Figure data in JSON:

----------

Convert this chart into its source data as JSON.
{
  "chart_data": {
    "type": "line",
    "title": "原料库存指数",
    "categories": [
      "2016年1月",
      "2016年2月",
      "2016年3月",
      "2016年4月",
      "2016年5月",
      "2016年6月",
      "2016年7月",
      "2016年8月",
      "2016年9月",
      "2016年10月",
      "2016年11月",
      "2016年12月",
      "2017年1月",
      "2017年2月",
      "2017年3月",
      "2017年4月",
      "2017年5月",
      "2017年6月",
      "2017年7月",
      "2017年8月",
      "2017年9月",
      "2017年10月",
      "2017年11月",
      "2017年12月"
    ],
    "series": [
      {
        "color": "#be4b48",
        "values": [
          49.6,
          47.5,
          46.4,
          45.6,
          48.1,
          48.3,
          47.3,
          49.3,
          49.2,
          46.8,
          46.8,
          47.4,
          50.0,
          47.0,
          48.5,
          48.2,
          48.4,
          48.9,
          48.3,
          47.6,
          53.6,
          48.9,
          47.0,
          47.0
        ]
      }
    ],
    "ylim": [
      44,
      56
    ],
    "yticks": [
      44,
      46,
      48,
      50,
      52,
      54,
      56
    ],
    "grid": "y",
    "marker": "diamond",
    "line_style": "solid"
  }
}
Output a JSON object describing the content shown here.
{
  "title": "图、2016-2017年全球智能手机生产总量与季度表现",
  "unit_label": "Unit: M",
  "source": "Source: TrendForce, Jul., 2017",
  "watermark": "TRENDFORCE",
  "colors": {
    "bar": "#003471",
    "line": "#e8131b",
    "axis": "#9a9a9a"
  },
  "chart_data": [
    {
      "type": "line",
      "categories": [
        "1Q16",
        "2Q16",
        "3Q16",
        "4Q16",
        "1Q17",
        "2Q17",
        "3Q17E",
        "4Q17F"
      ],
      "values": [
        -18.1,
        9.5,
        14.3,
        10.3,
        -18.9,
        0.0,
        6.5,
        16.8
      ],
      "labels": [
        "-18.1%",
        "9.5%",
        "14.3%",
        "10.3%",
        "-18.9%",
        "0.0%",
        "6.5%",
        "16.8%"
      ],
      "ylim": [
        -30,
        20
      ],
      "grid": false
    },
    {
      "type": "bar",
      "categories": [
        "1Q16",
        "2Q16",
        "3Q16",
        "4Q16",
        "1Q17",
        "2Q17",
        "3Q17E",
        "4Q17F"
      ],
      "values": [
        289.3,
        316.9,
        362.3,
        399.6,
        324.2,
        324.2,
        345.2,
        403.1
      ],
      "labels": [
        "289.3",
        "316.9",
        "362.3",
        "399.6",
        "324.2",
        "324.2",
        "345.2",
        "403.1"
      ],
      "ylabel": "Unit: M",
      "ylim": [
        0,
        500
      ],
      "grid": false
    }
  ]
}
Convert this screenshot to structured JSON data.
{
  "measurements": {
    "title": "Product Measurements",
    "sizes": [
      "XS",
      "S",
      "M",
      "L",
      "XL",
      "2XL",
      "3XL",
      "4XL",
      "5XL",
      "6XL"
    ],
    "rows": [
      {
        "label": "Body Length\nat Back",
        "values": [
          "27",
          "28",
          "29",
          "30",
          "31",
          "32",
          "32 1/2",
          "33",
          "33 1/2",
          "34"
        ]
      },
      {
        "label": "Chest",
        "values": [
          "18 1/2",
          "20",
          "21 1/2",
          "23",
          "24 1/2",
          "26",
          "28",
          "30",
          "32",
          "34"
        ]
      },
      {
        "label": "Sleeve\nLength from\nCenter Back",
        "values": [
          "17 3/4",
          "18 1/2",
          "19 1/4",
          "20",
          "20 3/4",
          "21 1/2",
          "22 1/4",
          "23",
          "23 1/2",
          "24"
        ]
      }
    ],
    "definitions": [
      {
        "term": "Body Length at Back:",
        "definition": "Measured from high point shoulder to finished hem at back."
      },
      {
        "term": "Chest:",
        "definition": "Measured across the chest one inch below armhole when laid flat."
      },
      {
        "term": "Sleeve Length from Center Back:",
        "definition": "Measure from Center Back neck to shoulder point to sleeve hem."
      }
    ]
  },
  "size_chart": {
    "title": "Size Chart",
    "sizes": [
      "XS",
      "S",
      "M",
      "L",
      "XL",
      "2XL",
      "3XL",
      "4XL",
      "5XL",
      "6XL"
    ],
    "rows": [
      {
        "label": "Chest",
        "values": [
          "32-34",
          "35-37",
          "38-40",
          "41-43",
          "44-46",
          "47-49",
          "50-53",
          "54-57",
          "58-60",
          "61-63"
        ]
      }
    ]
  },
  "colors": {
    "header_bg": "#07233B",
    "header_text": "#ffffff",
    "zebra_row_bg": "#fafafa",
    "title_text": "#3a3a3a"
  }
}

----------

The task: Reproduce each entry exactly, leaving out nothing.

Solution:
Convert this chart into its source data as JSON.
{
  "chart_data": {
    "type": "line",
    "title": "原料库存指数",
    "categories": [
      "2016年1月",
      "2016年2月",
      "2016年3月",
      "2016年4月",
      "2016年5月",
      "2016年6月",
      "2016年7月",
      "2016年8月",
      "2016年9月",
      "2016年10月",
      "2016年11月",
      "2016年12月",
      "2017年1月",
      "2017年2月",
      "2017年3月",
      "2017年4月",
      "2017年5月",
      "2017年6月",
      "2017年7月",
      "2017年8月",
      "2017年9月",
      "2017年10月",
      "2017年11月",
      "2017年12月"
    ],
    "series": [
      {
        "color": "#be4b48",
        "values": [
          49.6,
          47.5,
          46.4,
          45.6,
          48.1,
          48.3,
          47.3,
          49.3,
          49.2,
          46.8,
          46.8,
          47.4,
          50.0,
          47.0,
          48.5,
          48.2,
          48.4,
          48.9,
          48.3,
          47.6,
          53.6,
          48.9,
          47.0,
          47.0
        ]
      }
    ],
    "ylim": [
      44,
      56
    ],
    "yticks": [
      44,
      46,
      48,
      50,
      52,
      54,
      56
    ],
    "grid": "y",
    "marker": "diamond",
    "line_style": "solid"
  }
}
Output a JSON object describing the content shown here.
{
  "title": "图、2016-2017年全球智能手机生产总量与季度表现",
  "unit_label": "Unit: M",
  "source": "Source: TrendForce, Jul., 2017",
  "watermark": "TRENDFORCE",
  "colors": {
    "bar": "#003471",
    "line": "#e8131b",
    "axis": "#9a9a9a"
  },
  "chart_data": [
    {
      "type": "line",
      "categories": [
        "1Q16",
        "2Q16",
        "3Q16",
        "4Q16",
        "1Q17",
        "2Q17",
        "3Q17E",
        "4Q17F"
      ],
      "values": [
        -18.1,
        9.5,
        14.3,
        10.3,
        -18.9,
        0.0,
        6.5,
        16.8
      ],
      "labels": [
        "-18.1%",
        "9.5%",
        "14.3%",
        "10.3%",
        "-18.9%",
        "0.0%",
        "6.5%",
        "16.8%"
      ],
      "ylim": [
        -30,
        20
      ],
      "grid": false
    },
    {
      "type": "bar",
      "categories": [
        "1Q16",
        "2Q16",
        "3Q16",
        "4Q16",
        "1Q17",
        "2Q17",
        "3Q17E",
        "4Q17F"
      ],
      "values": [
        289.3,
        316.9,
        362.3,
        399.6,
        324.2,
        324.2,
        345.2,
        403.1
      ],
      "labels": [
        "289.3",
        "316.9",
        "362.3",
        "399.6",
        "324.2",
        "324.2",
        "345.2",
        "403.1"
      ],
      "ylabel": "Unit: M",
      "ylim": [
        0,
        500
      ],
      "grid": false
    }
  ]
}
Convert this screenshot to structured JSON data.
{
  "measurements": {
    "title": "Product Measurements",
    "sizes": [
      "XS",
      "S",
      "M",
      "L",
      "XL",
      "2XL",
      "3XL",
      "4XL",
      "5XL",
      "6XL"
    ],
    "rows": [
      {
        "label": "Body Length\nat Back",
        "values": [
          "27",
          "28",
          "29",
          "30",
          "31",
          "32",
          "32 1/2",
          "33",
          "33 1/2",
          "34"
        ]
      },
      {
        "label": "Chest",
        "values": [
          "18 1/2",
          "20",
          "21 1/2",
          "23",
          "24 1/2",
          "26",
          "28",
          "30",
          "32",
          "34"
        ]
      },
      {
        "label": "Sleeve\nLength from\nCenter Back",
        "values": [
          "17 3/4",
          "18 1/2",
          "19 1/4",
          "20",
          "20 3/4",
          "21 1/2",
          "22 1/4",
          "23",
          "23 1/2",
          "24"
        ]
      }
    ],
    "definitions": [
      {
        "term": "Body Length at Back:",
        "definition": "Measured from high point shoulder to finished hem at back."
      },
      {
        "term": "Chest:",
        "definition": "Measured across the chest one inch below armhole when laid flat."
      },
      {
        "term": "Sleeve Length from Center Back:",
        "definition": "Measure from Center Back neck to shoulder point to sleeve hem."
      }
    ]
  },
  "size_chart": {
    "title": "Size Chart",
    "sizes": [
      "XS",
      "S",
      "M",
      "L",
      "XL",
      "2XL",
      "3XL",
      "4XL",
      "5XL",
      "6XL"
    ],
    "rows": [
      {
        "label": "Chest",
        "values": [
          "32-34",
          "35-37",
          "38-40",
          "41-43",
          "44-46",
          "47-49",
          "50-53",
          "54-57",
          "58-60",
          "61-63"
        ]
      }
    ]
  },
  "colors": {
    "header_bg": "#07233B",
    "header_text": "#ffffff",
    "zebra_row_bg": "#fafafa",
    "title_text": "#3a3a3a"
  }
}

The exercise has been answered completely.